Problem details →
Return all lines in the material below that contain "emit".

Dataset rows about figures
☆ ☆ ☆
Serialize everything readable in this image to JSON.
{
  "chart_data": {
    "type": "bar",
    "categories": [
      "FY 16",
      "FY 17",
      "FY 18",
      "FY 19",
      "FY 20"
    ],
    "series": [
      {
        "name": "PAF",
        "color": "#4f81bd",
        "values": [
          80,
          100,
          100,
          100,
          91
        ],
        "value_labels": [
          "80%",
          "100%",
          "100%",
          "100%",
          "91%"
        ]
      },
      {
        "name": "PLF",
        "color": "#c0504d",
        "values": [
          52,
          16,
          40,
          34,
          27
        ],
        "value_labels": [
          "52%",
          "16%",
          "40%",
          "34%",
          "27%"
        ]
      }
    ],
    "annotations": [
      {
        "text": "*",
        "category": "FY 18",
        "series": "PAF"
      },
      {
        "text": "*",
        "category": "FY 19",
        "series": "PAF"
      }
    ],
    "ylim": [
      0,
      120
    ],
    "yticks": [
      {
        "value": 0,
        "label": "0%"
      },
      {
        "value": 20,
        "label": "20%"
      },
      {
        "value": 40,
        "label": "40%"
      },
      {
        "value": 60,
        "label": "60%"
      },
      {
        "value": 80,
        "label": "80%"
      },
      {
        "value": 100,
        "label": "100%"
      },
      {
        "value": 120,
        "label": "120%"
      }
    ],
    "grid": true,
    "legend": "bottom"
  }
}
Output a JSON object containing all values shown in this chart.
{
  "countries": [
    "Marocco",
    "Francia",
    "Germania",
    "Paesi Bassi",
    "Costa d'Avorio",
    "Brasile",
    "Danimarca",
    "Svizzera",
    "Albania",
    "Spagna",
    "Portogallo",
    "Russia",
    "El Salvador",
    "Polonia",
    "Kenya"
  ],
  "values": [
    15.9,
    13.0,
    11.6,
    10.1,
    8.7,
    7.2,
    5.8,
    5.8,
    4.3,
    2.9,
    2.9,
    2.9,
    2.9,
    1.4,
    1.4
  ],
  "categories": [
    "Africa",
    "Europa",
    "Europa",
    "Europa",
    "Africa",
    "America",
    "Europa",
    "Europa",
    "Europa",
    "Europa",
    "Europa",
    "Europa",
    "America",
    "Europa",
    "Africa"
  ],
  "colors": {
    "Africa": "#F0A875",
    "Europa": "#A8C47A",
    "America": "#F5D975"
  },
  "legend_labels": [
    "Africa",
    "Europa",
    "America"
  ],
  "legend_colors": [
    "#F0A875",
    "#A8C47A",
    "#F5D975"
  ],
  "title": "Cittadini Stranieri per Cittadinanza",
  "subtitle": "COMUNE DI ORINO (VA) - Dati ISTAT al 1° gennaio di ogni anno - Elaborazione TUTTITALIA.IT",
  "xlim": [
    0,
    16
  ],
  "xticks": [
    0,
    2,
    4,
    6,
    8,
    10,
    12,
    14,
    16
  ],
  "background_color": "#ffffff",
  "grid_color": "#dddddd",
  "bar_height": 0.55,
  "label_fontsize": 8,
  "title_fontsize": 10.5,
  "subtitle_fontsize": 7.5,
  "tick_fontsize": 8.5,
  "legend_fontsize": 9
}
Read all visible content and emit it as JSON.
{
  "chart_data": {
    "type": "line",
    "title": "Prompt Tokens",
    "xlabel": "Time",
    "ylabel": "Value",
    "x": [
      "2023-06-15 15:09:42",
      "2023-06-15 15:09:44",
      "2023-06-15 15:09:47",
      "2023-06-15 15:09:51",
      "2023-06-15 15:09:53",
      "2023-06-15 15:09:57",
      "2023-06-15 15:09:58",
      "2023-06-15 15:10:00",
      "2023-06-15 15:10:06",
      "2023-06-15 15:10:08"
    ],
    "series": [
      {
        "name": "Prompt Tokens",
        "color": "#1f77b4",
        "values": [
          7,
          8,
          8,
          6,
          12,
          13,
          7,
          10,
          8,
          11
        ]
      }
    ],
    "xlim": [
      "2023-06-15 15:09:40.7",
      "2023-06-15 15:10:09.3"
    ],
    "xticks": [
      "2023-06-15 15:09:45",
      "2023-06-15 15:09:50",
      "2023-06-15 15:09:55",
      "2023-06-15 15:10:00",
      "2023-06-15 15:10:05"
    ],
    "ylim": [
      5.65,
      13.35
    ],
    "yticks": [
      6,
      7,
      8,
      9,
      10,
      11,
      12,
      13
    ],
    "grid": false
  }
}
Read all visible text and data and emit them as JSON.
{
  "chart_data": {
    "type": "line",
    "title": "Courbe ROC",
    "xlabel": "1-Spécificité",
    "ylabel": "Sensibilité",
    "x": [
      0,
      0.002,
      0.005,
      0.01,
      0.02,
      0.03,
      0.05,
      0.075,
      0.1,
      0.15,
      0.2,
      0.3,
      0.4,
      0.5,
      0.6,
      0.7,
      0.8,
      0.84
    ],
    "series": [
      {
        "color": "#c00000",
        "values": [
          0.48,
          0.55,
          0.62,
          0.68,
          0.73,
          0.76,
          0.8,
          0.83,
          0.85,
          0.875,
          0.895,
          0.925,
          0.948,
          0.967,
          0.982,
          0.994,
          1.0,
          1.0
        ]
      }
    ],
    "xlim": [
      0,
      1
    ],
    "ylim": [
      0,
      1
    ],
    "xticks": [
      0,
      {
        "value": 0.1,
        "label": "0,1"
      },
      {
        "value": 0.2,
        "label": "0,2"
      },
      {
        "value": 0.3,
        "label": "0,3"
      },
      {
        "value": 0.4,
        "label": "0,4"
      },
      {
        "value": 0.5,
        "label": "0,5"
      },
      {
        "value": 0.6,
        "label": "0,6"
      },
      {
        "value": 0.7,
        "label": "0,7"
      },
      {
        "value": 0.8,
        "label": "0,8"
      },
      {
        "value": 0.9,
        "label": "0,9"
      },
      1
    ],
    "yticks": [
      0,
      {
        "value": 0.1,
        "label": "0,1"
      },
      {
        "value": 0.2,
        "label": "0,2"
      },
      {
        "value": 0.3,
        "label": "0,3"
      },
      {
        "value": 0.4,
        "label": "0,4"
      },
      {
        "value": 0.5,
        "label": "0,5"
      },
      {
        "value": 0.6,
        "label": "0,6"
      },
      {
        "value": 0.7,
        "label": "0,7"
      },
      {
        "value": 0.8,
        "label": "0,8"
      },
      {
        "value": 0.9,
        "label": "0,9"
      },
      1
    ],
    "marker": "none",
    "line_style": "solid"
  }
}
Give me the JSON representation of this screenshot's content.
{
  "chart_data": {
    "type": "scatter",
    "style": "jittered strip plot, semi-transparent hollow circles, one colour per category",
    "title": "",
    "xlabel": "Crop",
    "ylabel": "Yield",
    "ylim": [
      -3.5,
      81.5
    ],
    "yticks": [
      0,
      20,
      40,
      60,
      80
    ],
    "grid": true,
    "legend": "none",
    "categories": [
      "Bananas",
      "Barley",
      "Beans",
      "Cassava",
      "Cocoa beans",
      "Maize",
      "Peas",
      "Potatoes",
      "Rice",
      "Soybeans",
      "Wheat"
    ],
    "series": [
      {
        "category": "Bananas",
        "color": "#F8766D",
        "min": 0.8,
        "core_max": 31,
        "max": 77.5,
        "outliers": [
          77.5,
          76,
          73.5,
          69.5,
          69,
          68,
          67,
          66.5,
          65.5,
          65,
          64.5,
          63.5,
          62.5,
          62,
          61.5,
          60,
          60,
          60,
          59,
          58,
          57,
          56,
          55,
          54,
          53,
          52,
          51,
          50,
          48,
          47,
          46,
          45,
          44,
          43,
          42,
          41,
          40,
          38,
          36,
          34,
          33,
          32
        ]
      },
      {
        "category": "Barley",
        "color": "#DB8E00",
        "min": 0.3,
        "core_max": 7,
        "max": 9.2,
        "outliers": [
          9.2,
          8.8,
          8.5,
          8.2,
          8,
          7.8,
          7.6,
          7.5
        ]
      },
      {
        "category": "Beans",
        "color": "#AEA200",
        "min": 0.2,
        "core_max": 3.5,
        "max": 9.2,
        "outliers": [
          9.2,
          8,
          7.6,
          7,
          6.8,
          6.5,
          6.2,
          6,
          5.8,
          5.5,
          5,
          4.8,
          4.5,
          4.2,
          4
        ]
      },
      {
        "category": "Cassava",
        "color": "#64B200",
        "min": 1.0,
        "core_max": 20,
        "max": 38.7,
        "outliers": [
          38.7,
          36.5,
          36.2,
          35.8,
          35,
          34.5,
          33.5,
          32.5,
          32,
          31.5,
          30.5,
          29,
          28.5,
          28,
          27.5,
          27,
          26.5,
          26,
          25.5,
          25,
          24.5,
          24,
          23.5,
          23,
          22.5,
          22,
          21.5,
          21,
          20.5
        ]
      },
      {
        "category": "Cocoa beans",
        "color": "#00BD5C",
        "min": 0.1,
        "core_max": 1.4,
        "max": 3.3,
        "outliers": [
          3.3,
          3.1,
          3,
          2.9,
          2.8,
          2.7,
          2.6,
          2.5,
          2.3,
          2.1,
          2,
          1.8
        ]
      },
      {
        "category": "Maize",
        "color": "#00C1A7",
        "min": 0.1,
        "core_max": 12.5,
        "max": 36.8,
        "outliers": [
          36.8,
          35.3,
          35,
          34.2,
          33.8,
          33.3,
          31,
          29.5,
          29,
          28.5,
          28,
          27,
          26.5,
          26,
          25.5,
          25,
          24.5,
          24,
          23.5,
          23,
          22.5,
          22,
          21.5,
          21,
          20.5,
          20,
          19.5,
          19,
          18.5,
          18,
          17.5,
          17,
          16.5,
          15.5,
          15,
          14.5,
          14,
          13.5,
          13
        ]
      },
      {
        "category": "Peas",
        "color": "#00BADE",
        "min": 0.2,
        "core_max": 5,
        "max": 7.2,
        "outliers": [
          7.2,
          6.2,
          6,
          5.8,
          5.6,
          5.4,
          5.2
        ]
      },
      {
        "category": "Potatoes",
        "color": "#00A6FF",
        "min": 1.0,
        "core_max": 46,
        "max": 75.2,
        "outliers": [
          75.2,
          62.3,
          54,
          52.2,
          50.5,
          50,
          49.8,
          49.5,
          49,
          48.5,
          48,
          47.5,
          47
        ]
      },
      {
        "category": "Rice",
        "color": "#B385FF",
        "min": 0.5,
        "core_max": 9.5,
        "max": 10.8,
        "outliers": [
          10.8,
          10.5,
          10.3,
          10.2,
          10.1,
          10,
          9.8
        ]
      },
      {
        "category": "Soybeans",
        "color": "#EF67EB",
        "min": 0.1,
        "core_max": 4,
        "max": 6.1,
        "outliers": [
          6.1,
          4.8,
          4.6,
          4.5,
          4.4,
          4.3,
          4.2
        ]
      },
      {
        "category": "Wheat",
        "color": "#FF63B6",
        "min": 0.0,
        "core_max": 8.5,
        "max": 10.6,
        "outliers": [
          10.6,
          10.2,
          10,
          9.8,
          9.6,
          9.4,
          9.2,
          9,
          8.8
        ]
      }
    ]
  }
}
☆ ☆ ☆
Written answer →
Read all visible content and emit it as JSON.
Read all visible text and data and emit them as JSON.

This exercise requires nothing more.